## begin

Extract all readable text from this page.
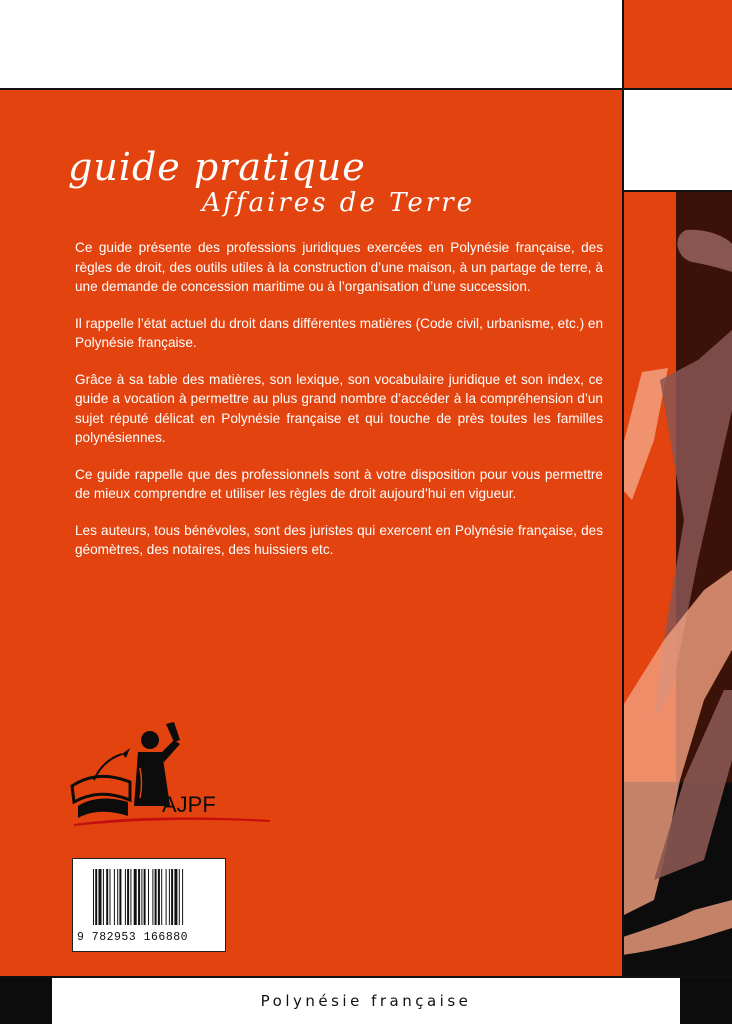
guide pratique
Affaires de Terre

Ce guide présente des professions juridiques exercées en Polynésie française, des règles de droit, des outils utiles à la construction d’une maison, à un partage de terre, à une demande de concession maritime ou à l’organisation d’une succession.

Il rappelle l’état actuel du droit dans différentes matières (Code civil, urbanisme, etc.) en Polynésie française.

Grâce à sa table des matières, son lexique, son vocabulaire juridique et son index, ce guide a vocation à permettre au plus grand nombre d’accéder à la compréhension d’un sujet réputé délicat en Polynésie française et qui touche de près toutes les familles polynésiennes.

Ce guide rappelle que des professionnels sont à votre disposition pour vous permettre de mieux comprendre et utiliser les règles de droit aujourd’hui en vigueur.

Les auteurs, tous bénévoles, sont des juristes qui exercent en Polynésie française, des géomètres, des notaires, des huissiers etc.

AJPF
9 782953 166880
Polynésie française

## end

#### TASK GOAL
Each line above that holds the string "rappelle" should be copied and shown.

#### ANSWER TO THIS PROBLEM
Il rappelle l’état actuel du droit dans différentes matières (Code civil, urbanisme, etc.) en Polynésie française.
Ce guide rappelle que des professionnels sont à votre disposition pour vous permettre de mieux comprendre et utiliser les règles de droit aujourd’hui en vigueur.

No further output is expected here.